- _Tarea propuesta_
Copia sin cambios el pasaje del texto sobre la religión egipcia que va desde "Es casi seguro" hasta "monoteísmo que propugno.", ambos incluidos.

:: Bloque de texto

Ellos, los egipcios del pueblo llano, lo vivieron como algo natural, como si se tratase de
diferentes enfoques de una misma cuestión que, en definitiva, no entendían demasiado. En
Egipto siempre hubo una interpretación popular de la religión que la hacía más accesible a
las clases de base de la sociedad. Esta neo-religión, se podría decir, venía a ser una
adaptación hecha por el pueblo de la religión oficial mucho más compleja.
Es casi seguro que el aspecto animalístico de los dioses procedía de los totems con que los
diferentes grupos tribales se distinguían en los tiempos anteriores a su organización por
nomos (las provincias). También parece probable que una vez establecidos éstos, siguieran
siendo aquellos dioses los patronímicos de cada división geográfica y política. Tampoco es
menos cierto que estas ideas originales, con el discurrir de los tiempos, sufriesen
modificaciones tendentes a la humanización de los aspectos formales divinos, por un lado, y
a la agrupación de varios dioses en uno sólo que reunía los nombres y las cualidades de los
agrupados. Este fenómeno de síntesis o de conjunción divina, que llamamos “sincretismo”,
es de suma importancia para encarrilar la cuestión inicial del monoteísmo que propugno.

::::
:: Conjunto de datos

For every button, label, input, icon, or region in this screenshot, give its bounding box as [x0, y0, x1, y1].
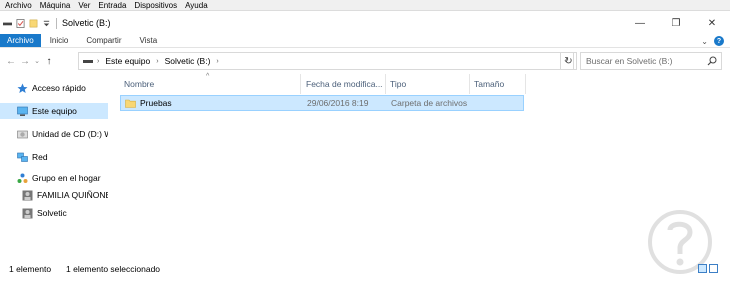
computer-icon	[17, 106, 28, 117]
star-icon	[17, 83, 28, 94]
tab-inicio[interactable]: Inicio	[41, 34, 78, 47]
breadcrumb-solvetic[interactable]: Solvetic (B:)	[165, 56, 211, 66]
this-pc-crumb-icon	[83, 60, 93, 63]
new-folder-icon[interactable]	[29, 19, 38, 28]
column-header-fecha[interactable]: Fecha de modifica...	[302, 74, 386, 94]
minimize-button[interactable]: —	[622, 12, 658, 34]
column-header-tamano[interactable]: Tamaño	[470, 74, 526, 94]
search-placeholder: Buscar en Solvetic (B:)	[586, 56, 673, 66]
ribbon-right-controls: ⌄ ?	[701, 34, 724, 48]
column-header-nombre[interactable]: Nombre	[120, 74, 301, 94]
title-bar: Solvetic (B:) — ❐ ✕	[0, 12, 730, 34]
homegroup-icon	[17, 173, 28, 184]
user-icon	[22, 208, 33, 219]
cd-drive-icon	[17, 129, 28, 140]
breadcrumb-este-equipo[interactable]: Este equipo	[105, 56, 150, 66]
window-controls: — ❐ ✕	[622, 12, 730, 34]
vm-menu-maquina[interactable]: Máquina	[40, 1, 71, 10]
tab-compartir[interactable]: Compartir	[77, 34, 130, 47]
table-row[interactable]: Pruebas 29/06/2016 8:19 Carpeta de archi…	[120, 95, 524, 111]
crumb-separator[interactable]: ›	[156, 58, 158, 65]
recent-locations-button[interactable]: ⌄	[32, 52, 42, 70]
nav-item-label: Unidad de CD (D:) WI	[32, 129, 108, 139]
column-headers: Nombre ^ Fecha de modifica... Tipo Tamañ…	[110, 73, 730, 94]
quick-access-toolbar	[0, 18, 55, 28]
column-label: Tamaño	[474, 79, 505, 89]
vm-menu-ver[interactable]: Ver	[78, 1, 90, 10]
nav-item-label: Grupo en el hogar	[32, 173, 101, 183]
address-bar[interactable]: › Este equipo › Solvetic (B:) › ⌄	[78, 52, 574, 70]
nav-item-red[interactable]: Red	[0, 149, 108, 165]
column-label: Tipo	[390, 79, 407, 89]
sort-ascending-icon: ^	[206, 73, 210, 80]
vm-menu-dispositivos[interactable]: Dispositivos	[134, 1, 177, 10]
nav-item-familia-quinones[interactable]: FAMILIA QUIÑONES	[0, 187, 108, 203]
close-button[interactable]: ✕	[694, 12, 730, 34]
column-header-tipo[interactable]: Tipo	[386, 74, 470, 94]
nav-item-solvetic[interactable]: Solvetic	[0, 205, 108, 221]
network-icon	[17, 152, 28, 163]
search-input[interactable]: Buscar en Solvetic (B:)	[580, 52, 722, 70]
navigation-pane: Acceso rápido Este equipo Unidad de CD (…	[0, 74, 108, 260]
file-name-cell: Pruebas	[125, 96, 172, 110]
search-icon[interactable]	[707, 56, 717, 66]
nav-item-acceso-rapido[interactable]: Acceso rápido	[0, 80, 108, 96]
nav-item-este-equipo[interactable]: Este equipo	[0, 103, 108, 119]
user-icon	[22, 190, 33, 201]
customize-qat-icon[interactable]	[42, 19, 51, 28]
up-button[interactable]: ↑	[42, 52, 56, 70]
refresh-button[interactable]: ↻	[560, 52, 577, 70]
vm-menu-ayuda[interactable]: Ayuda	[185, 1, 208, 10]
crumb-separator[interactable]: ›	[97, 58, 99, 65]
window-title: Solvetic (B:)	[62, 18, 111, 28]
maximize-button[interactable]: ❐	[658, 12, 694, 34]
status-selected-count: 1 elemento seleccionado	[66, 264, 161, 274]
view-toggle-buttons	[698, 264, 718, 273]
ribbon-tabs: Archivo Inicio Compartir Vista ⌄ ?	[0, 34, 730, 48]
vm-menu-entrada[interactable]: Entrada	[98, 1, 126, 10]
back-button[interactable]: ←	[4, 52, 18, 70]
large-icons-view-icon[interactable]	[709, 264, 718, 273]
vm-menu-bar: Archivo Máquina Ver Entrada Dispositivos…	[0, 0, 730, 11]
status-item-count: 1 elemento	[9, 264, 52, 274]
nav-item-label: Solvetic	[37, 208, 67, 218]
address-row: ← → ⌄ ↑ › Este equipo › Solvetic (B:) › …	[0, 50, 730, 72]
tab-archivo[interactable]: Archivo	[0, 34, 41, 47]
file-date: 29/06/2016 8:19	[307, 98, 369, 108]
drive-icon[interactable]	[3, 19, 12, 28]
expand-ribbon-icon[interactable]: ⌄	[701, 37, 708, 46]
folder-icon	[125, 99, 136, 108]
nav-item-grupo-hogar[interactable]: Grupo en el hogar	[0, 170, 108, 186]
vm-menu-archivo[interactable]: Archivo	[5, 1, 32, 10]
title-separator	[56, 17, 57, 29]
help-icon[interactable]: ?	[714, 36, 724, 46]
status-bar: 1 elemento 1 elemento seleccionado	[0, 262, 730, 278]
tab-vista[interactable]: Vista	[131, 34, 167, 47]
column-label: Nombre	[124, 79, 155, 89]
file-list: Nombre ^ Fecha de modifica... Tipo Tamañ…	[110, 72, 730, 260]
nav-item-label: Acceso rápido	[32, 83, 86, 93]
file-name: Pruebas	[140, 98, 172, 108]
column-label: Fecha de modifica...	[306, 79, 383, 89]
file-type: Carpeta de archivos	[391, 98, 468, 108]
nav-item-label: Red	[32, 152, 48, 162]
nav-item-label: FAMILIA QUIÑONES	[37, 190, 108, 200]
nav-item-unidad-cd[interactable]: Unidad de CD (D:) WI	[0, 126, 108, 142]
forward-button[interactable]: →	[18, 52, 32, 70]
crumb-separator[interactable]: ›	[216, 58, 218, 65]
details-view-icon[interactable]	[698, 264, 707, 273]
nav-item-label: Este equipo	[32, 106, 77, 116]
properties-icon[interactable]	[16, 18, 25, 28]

::::
:: Conjunto de datos

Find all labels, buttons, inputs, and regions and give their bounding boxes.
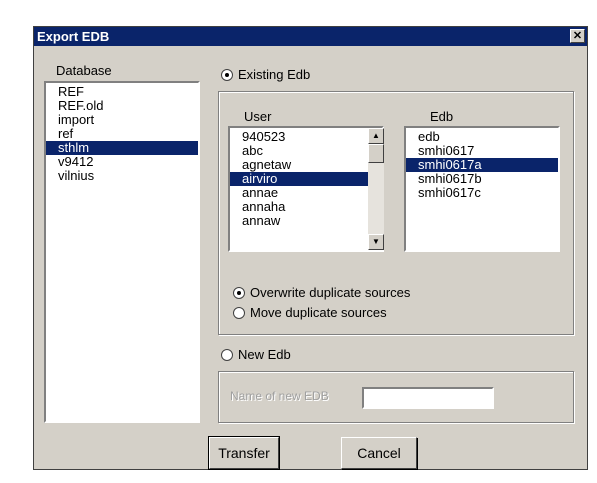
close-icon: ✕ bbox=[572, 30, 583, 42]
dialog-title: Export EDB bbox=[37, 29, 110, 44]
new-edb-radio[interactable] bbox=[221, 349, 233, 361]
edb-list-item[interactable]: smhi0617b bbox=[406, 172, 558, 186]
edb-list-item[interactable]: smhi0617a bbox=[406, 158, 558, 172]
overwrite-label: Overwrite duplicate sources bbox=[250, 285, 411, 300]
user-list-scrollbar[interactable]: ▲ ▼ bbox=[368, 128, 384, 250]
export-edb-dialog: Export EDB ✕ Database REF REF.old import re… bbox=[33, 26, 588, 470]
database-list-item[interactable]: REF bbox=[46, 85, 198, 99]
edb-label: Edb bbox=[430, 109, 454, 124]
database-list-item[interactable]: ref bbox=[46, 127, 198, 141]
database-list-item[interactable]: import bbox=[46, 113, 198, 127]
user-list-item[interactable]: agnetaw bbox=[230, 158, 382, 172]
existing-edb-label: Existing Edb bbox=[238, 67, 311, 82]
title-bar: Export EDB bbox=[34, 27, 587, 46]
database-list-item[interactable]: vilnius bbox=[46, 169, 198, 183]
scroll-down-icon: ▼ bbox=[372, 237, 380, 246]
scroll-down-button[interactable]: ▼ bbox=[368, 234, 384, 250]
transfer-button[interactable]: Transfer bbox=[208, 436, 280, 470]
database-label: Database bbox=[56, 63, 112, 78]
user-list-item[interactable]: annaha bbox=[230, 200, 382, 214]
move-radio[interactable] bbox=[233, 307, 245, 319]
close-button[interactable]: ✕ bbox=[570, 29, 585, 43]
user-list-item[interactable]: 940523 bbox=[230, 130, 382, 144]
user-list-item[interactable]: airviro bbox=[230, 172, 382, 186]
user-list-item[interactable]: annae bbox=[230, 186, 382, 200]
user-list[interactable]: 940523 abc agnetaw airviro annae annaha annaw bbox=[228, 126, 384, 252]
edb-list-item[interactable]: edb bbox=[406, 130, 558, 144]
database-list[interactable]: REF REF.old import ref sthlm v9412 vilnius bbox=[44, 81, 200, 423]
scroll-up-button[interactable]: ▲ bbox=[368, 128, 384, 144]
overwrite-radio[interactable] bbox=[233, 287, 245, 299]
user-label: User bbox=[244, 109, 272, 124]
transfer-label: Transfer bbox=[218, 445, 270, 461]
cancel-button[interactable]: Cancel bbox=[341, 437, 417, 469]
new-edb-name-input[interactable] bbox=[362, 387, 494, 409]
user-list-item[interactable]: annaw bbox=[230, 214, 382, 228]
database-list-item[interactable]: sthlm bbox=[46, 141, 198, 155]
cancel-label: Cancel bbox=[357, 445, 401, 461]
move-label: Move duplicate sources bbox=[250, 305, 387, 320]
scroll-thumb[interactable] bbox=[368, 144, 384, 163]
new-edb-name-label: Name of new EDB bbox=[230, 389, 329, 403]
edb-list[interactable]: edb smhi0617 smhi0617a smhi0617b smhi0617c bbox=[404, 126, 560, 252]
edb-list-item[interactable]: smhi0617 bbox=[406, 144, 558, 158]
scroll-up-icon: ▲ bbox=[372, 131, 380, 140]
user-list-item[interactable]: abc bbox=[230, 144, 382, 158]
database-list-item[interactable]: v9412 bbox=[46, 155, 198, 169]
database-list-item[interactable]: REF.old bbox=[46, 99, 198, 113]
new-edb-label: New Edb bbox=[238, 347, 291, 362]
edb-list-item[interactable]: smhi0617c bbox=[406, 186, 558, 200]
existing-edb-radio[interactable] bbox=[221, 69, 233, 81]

::::

- _Solución del ejercicio_
Es casi seguro que el aspecto animalístico de los dioses procedía de los totems con que los
diferentes grupos tribales se distinguían en los tiempos anteriores a su organización por
nomos (las provincias). También parece probable que una vez establecidos éstos, siguieran
siendo aquellos dioses los patronímicos de cada división geográfica y política. Tampoco es
menos cierto que estas ideas originales, con el discurrir de los tiempos, sufriesen
modificaciones tendentes a la humanización de los aspectos formales divinos, por un lado, y
a la agrupación de varios dioses en uno sólo que reunía los nombres y las cualidades de los
agrupados. Este fenómeno de síntesis o de conjunción divina, que llamamos “sincretismo”,
es de suma importancia para encarrilar la cuestión inicial del monoteísmo que propugno.